-- Start Provided entries --

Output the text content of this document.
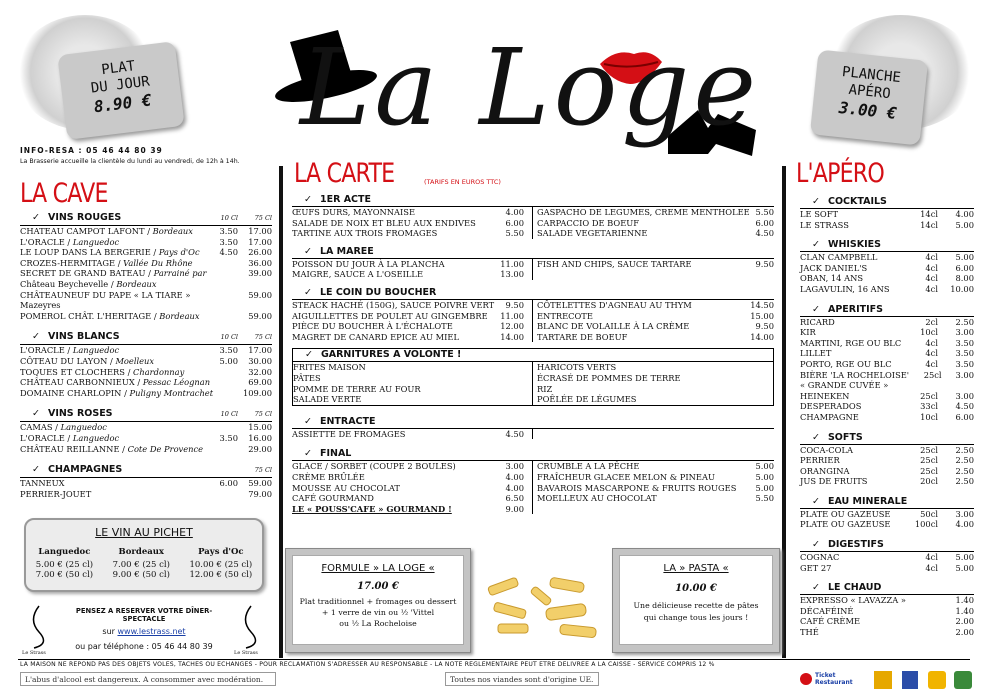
PLAT
DU JOUR
8.90 €
PLANCHE
APÉRO
3.00 €
La Loge
INFO-RESA : 05 46 44 80 39
La Brasserie accueille la clientèle du lundi au vendredi, de 12h à 14h.
LA CAVE
✓ VINS ROUGES	10 Cl	75 Cl
CHATEAU CAMPOT LAFONT / Bordeaux	3.50	17.00
L'ORACLE / Languedoc	3.50	17.00
LE LOUP DANS LA BERGERIE / Pays d'Oc	4.50	26.00
CROZES-HERMITAGE / Vallée Du Rhône	36.00
SECRET DE GRAND BATEAU / Parrainé par	39.00
Château Beychevelle / Bordeaux
CHÂTEAUNEUF DU PAPE « LA TIARE »	59.00
Mazeyres
POMEROL CHÂT. L'HERITAGE / Bordeaux	59.00
✓ VINS BLANCS	10 Cl	75 Cl
L'ORACLE / Languedoc	3.50	17.00
CÔTEAU DU LAYON / Moelleux	5.00	30.00
TOQUES ET CLOCHERS / Chardonnay	32.00
CHÂTEAU CARBONNIEUX / Pessac Léognan	69.00
DOMAINE CHARLOPIN / Puligny Montrachet	109.00
✓ VINS ROSES	10 Cl	75 Cl
CAMAS / Languedoc	15.00
L'ORACLE / Languedoc	3.50	16.00
CHÂTEAU REILLANNE / Cote De Provence	29.00
✓ CHAMPAGNES	75 Cl
TANNEUX	6.00	59.00
PERRIER-JOUET	79.00
LE VIN AU PICHET
Languedoc
5.00 € (25 cl)
7.00 € (50 cl)
Bordeaux
7.00 € (25 cl)
9.00 € (50 cl)
Pays d'Oc
10.00 € (25 cl)
12.00 € (50 cl)
Le Strass	Le Strass
PENSEZ A RESERVER VOTRE DÎNER-SPECTACLE
sur www.lestrass.net
ou par téléphone : 05 46 44 80 39
LA CARTE	(TARIFS EN EUROS TTC)
✓ 1ER ACTE
ŒUFS DURS, MAYONNAISE	4.00
SALADE DE NOIX ET BLEU AUX ENDIVES	6.00
TARTINE AUX TROIS FROMAGES	5.50
GASPACHO DE LEGUMES, CREME MENTHOLEE 5.50
CARPACCIO DE BOEUF	6.00
SALADE VEGETARIENNE	4.50
✓ LA MAREE
POISSON DU JOUR À LA PLANCHA	11.00
MAIGRE, SAUCE A L'OSEILLE	13.00
FISH AND CHIPS, SAUCE TARTARE	9.50
✓ LE COIN DU BOUCHER
STEACK HACHÉ (150G), SAUCE POIVRE VERT	9.50
AIGUILLETTES DE POULET AU GINGEMBRE	11.00
PIÈCE DU BOUCHER À L'ÉCHALOTE	12.00
MAGRET DE CANARD EPICE AU MIEL	14.00
CÔTELETTES D'AGNEAU AU THYM	14.50
ENTRECOTE	15.00
BLANC DE VOLAILLE À LA CRÈME	9.50
TARTARE DE BOEUF	14.00
✓ GARNITURES A VOLONTE !
FRITES MAISON
PÂTES
POMME DE TERRE AU FOUR
SALADE VERTE
HARICOTS VERTS
ÉCRASÉ DE POMMES DE TERRE
RIZ
POÊLÉE DE LÉGUMES
✓ ENTRACTE
ASSIETTE DE FROMAGES	4.50
✓ FINAL
GLACE / SORBET (COUPE 2 BOULES)	3.00
CRÈME BRÛLÉE	4.00
MOUSSE AU CHOCOLAT	4.00
CAFÉ GOURMAND	6.50
LE « POUSS'CAFE » GOURMAND !	9.00
CRUMBLE A LA PÊCHE	5.00
FRAÎCHEUR GLACEE MELON & PINEAU	5.00
BAVAROIS MASCARPONE & FRUITS ROUGES	5.00
MOELLEUX AU CHOCOLAT	5.50
FORMULE » LA LOGE «
17.00 €
Plat traditionnel + fromages ou dessert
+ 1 verre de vin ou ½ 'Vittel
ou ½ La Rocheloise
LA » PASTA «
10.00 €
Une délicieuse recette de pâtes
qui change tous les jours !
L'APÉRO
✓ COCKTAILS
LE SOFT	14cl	4.00
LE STRASS	14cl	5.00
✓ WHISKIES
CLAN CAMPBELL	4cl	5.00
JACK DANIEL'S	4cl	6.00
OBAN, 14 ANS	4cl	8.00
LAGAVULIN, 16 ANS	4cl	10.00
✓ APERITIFS
RICARD	2cl	2.50
KIR	10cl	3.00
MARTINI, RGE OU BLC	4cl	3.50
LILLET	4cl	3.50
PORTO, RGE OU BLC	4cl	3.50
BIÈRE 'LA ROCHELOISE'	25cl	3.00
« GRANDE CUVÉE »
HEINEKEN	25cl	3.00
DESPERADOS	33cl	4.50
CHAMPAGNE	10cl	6.00
✓ SOFTS
COCA-COLA	25cl	2.50
PERRIER	25cl	2.50
ORANGINA	25cl	2.50
JUS DE FRUITS	20cl	2.50
✓ EAU MINERALE
PLATE OU GAZEUSE	50cl	3.00
PLATE OU GAZEUSE	100cl	4.00
✓ DIGESTIFS
COGNAC	4cl	5.00
GET 27	4cl	5.00
✓ LE CHAUD
EXPRESSO « LAVAZZA »	1.40
DÉCAFÉINÉ	1.40
CAFÉ CRÈME	2.00
THÉ	2.00
LA MAISON NE REPOND PAS DES OBJETS VOLES, TACHES OU ECHANGES - POUR RECLAMATION S'ADRESSER AU RESPONSABLE - LA NOTE REGLEMENTAIRE PEUT ETRE DELIVREE A LA CAISSE - SERVICE COMPRIS 12 %
L'abus d'alcool est dangereux. A consommer avec modération.	Toutes nos viandes sont d'origine UE.	Ticket Restaurant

-- End Provided entries --

__Given problem__
Repeat the material exactly as it reads, without any of its pictures.

__Answer for the task__
Output the text content of this document.
PLAT
DU JOUR
8.90 €
PLANCHE
APÉRO
3.00 €
La Loge
INFO-RESA : 05 46 44 80 39
La Brasserie accueille la clientèle du lundi au vendredi, de 12h à 14h.
LA CAVE
✓ VINS ROUGES	10 Cl	75 Cl
CHATEAU CAMPOT LAFONT / Bordeaux	3.50	17.00
L'ORACLE / Languedoc	3.50	17.00
LE LOUP DANS LA BERGERIE / Pays d'Oc	4.50	26.00
CROZES-HERMITAGE / Vallée Du Rhône	36.00
SECRET DE GRAND BATEAU / Parrainé par	39.00
Château Beychevelle / Bordeaux
CHÂTEAUNEUF DU PAPE « LA TIARE »	59.00
Mazeyres
POMEROL CHÂT. L'HERITAGE / Bordeaux	59.00
✓ VINS BLANCS	10 Cl	75 Cl
L'ORACLE / Languedoc	3.50	17.00
CÔTEAU DU LAYON / Moelleux	5.00	30.00
TOQUES ET CLOCHERS / Chardonnay	32.00
CHÂTEAU CARBONNIEUX / Pessac Léognan	69.00
DOMAINE CHARLOPIN / Puligny Montrachet	109.00
✓ VINS ROSES	10 Cl	75 Cl
CAMAS / Languedoc	15.00
L'ORACLE / Languedoc	3.50	16.00
CHÂTEAU REILLANNE / Cote De Provence	29.00
✓ CHAMPAGNES	75 Cl
TANNEUX	6.00	59.00
PERRIER-JOUET	79.00
LE VIN AU PICHET
Languedoc
5.00 € (25 cl)
7.00 € (50 cl)
Bordeaux
7.00 € (25 cl)
9.00 € (50 cl)
Pays d'Oc
10.00 € (25 cl)
12.00 € (50 cl)
Le Strass	Le Strass
PENSEZ A RESERVER VOTRE DÎNER-SPECTACLE
sur www.lestrass.net
ou par téléphone : 05 46 44 80 39
LA CARTE	(TARIFS EN EUROS TTC)
✓ 1ER ACTE
ŒUFS DURS, MAYONNAISE	4.00
SALADE DE NOIX ET BLEU AUX ENDIVES	6.00
TARTINE AUX TROIS FROMAGES	5.50
GASPACHO DE LEGUMES, CREME MENTHOLEE 5.50
CARPACCIO DE BOEUF	6.00
SALADE VEGETARIENNE	4.50
✓ LA MAREE
POISSON DU JOUR À LA PLANCHA	11.00
MAIGRE, SAUCE A L'OSEILLE	13.00
FISH AND CHIPS, SAUCE TARTARE	9.50
✓ LE COIN DU BOUCHER
STEACK HACHÉ (150G), SAUCE POIVRE VERT	9.50
AIGUILLETTES DE POULET AU GINGEMBRE	11.00
PIÈCE DU BOUCHER À L'ÉCHALOTE	12.00
MAGRET DE CANARD EPICE AU MIEL	14.00
CÔTELETTES D'AGNEAU AU THYM	14.50
ENTRECOTE	15.00
BLANC DE VOLAILLE À LA CRÈME	9.50
TARTARE DE BOEUF	14.00
✓ GARNITURES A VOLONTE !
FRITES MAISON
PÂTES
POMME DE TERRE AU FOUR
SALADE VERTE
HARICOTS VERTS
ÉCRASÉ DE POMMES DE TERRE
RIZ
POÊLÉE DE LÉGUMES
✓ ENTRACTE
ASSIETTE DE FROMAGES	4.50
✓ FINAL
GLACE / SORBET (COUPE 2 BOULES)	3.00
CRÈME BRÛLÉE	4.00
MOUSSE AU CHOCOLAT	4.00
CAFÉ GOURMAND	6.50
LE « POUSS'CAFE » GOURMAND !	9.00
CRUMBLE A LA PÊCHE	5.00
FRAÎCHEUR GLACEE MELON & PINEAU	5.00
BAVAROIS MASCARPONE & FRUITS ROUGES	5.00
MOELLEUX AU CHOCOLAT	5.50
FORMULE » LA LOGE «
17.00 €
Plat traditionnel + fromages ou dessert
+ 1 verre de vin ou ½ 'Vittel
ou ½ La Rocheloise
LA » PASTA «
10.00 €
Une délicieuse recette de pâtes
qui change tous les jours !
L'APÉRO
✓ COCKTAILS
LE SOFT	14cl	4.00
LE STRASS	14cl	5.00
✓ WHISKIES
CLAN CAMPBELL	4cl	5.00
JACK DANIEL'S	4cl	6.00
OBAN, 14 ANS	4cl	8.00
LAGAVULIN, 16 ANS	4cl	10.00
✓ APERITIFS
RICARD	2cl	2.50
KIR	10cl	3.00
MARTINI, RGE OU BLC	4cl	3.50
LILLET	4cl	3.50
PORTO, RGE OU BLC	4cl	3.50
BIÈRE 'LA ROCHELOISE'	25cl	3.00
« GRANDE CUVÉE »
HEINEKEN	25cl	3.00
DESPERADOS	33cl	4.50
CHAMPAGNE	10cl	6.00
✓ SOFTS
COCA-COLA	25cl	2.50
PERRIER	25cl	2.50
ORANGINA	25cl	2.50
JUS DE FRUITS	20cl	2.50
✓ EAU MINERALE
PLATE OU GAZEUSE	50cl	3.00
PLATE OU GAZEUSE	100cl	4.00
✓ DIGESTIFS
COGNAC	4cl	5.00
GET 27	4cl	5.00
✓ LE CHAUD
EXPRESSO « LAVAZZA »	1.40
DÉCAFÉINÉ	1.40
CAFÉ CRÈME	2.00
THÉ	2.00
LA MAISON NE REPOND PAS DES OBJETS VOLES, TACHES OU ECHANGES - POUR RECLAMATION S'ADRESSER AU RESPONSABLE - LA NOTE REGLEMENTAIRE PEUT ETRE DELIVREE A LA CAISSE - SERVICE COMPRIS 12 %
L'abus d'alcool est dangereux. A consommer avec modération.	Toutes nos viandes sont d'origine UE.	Ticket Restaurant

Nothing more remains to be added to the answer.